### Exercise
Find every line in the records below that holds the word "screenshot" and copy it.

(Extracted records)
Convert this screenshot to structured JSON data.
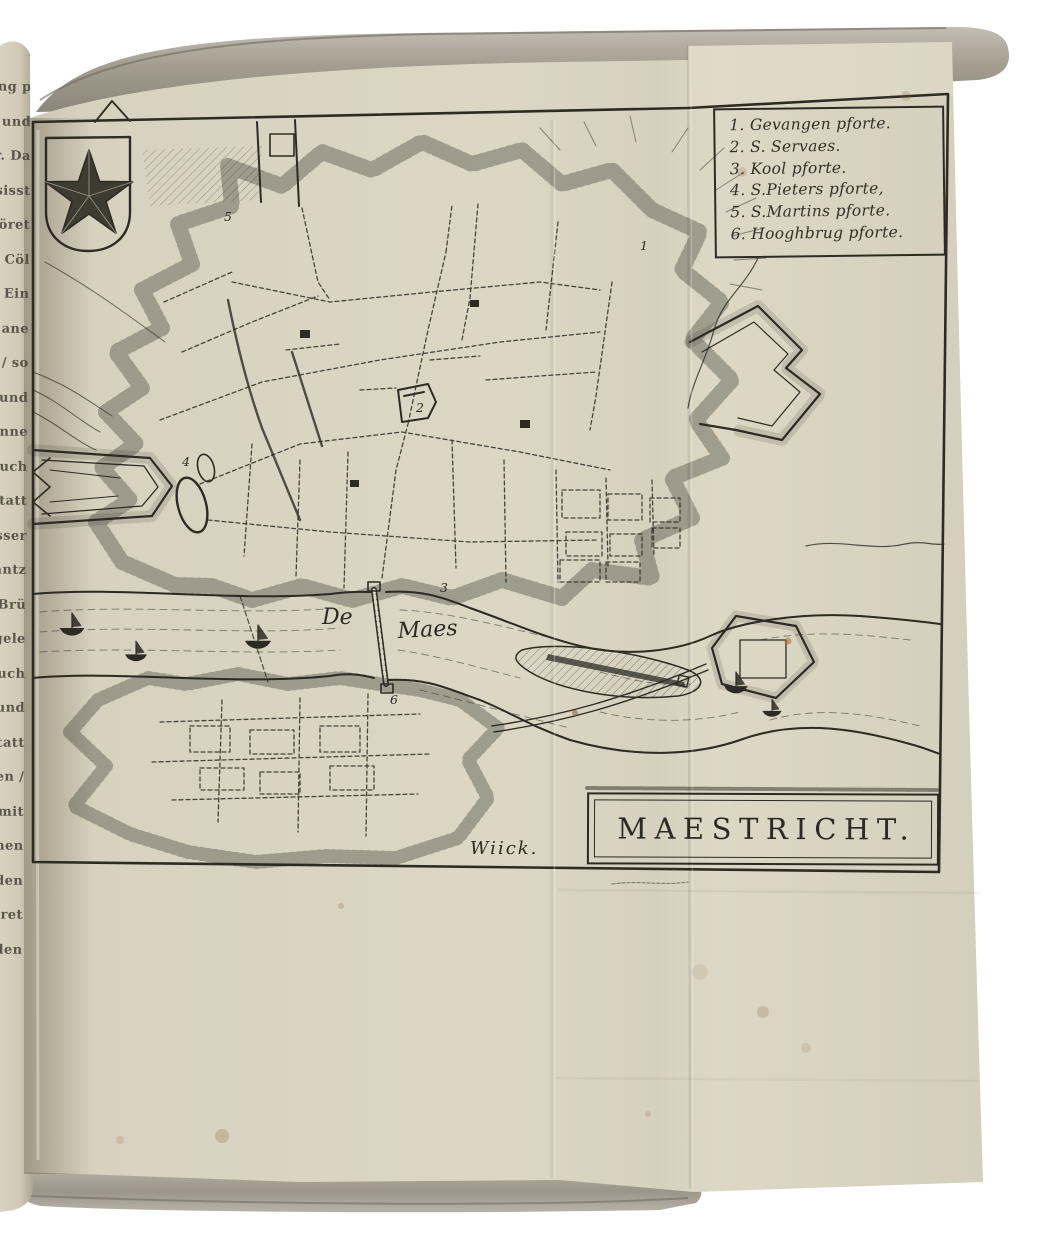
{
  "scene": {
    "description": "Antique book opened to an engraved folding plate: fortification plan of Maastricht",
    "background_color": "#ffffff"
  },
  "colors": {
    "paper": "#dad5c3",
    "ink": "#2e2b24",
    "book_edge_gray": "#a29d8f",
    "foxing_brown": "#8a6a3e"
  },
  "book": {
    "marginalia_text": "chung p\nrechen: und\nst Geur. Da\nvan Ersisst\nEs gehöret\ner nach Cöl\nDas Ein\ntopien / ane\nliesen / so\nden sie und\naschen anne\ngen / auch\nder Statt\nzu wasser\nden gantz\nen die Brü\ncken gele\nals auch\nWasser und\ndie Statt\ngelegen /\nund mit\nschönen\nGebäuden\ngezieret\nworden"
  },
  "map": {
    "legend": {
      "items": [
        "1. Gevangen pforte.",
        "2. S. Servaes.",
        "3. Kool  pforte.",
        "4. S.Pieters pforte,",
        "5. S.Martins pforte.",
        "6. Hooghbrug pforte."
      ]
    },
    "labels": {
      "river_word1": "De",
      "river_word2": "Maes",
      "district": "Wiick.",
      "title": "MAESTRICHT."
    },
    "markers": [
      "1",
      "2",
      "3",
      "4",
      "5",
      "6"
    ],
    "icons": {
      "shield": "star-shield",
      "boat": "sailboat",
      "bridge": "maas-bridge",
      "church": "church-building"
    }
  }
}
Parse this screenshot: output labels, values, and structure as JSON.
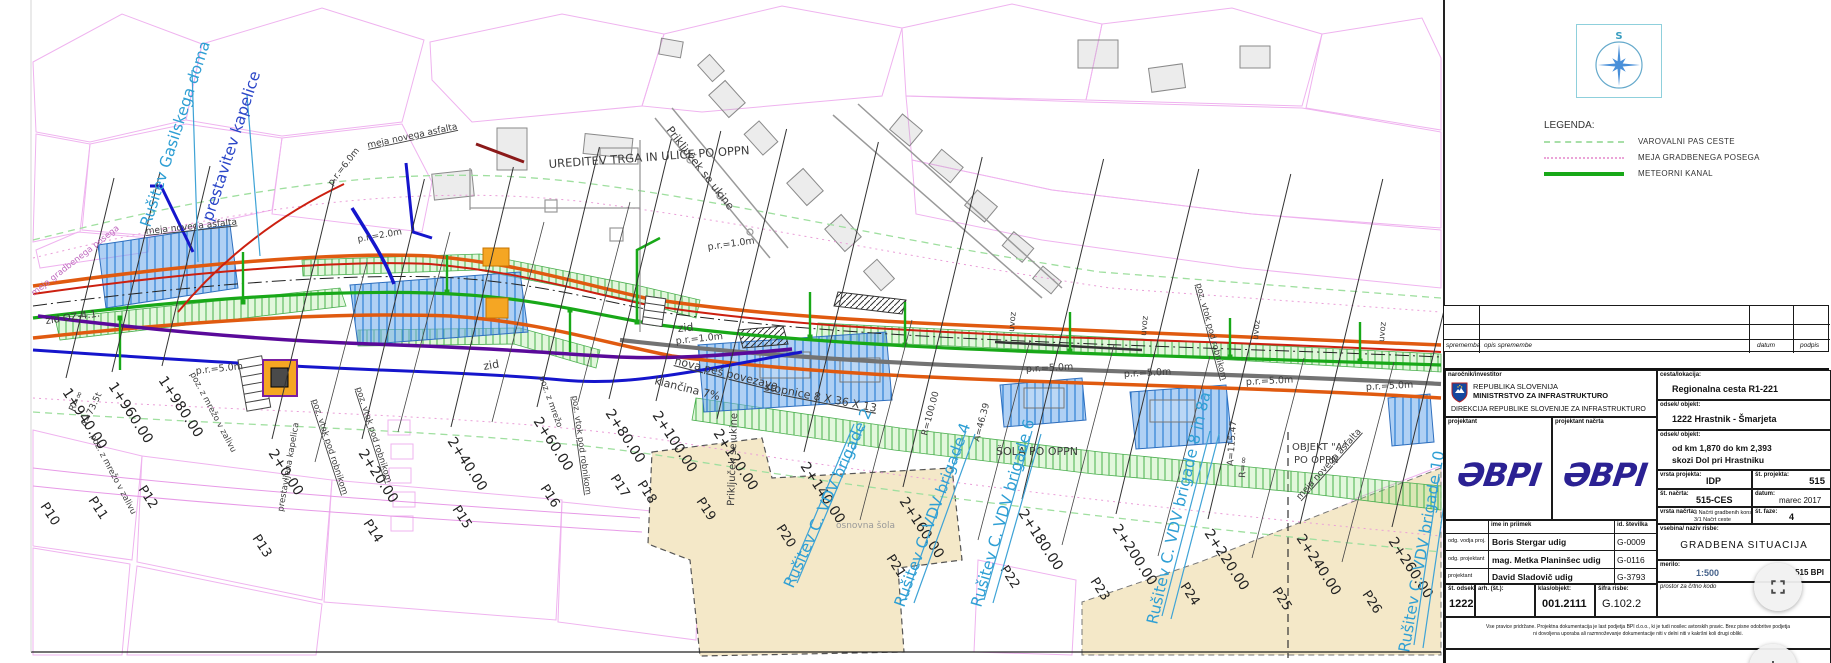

### Problem solution
Convert this screenshot to structured JSON data.
Parse this screenshot: output labels, values, and structure as JSON.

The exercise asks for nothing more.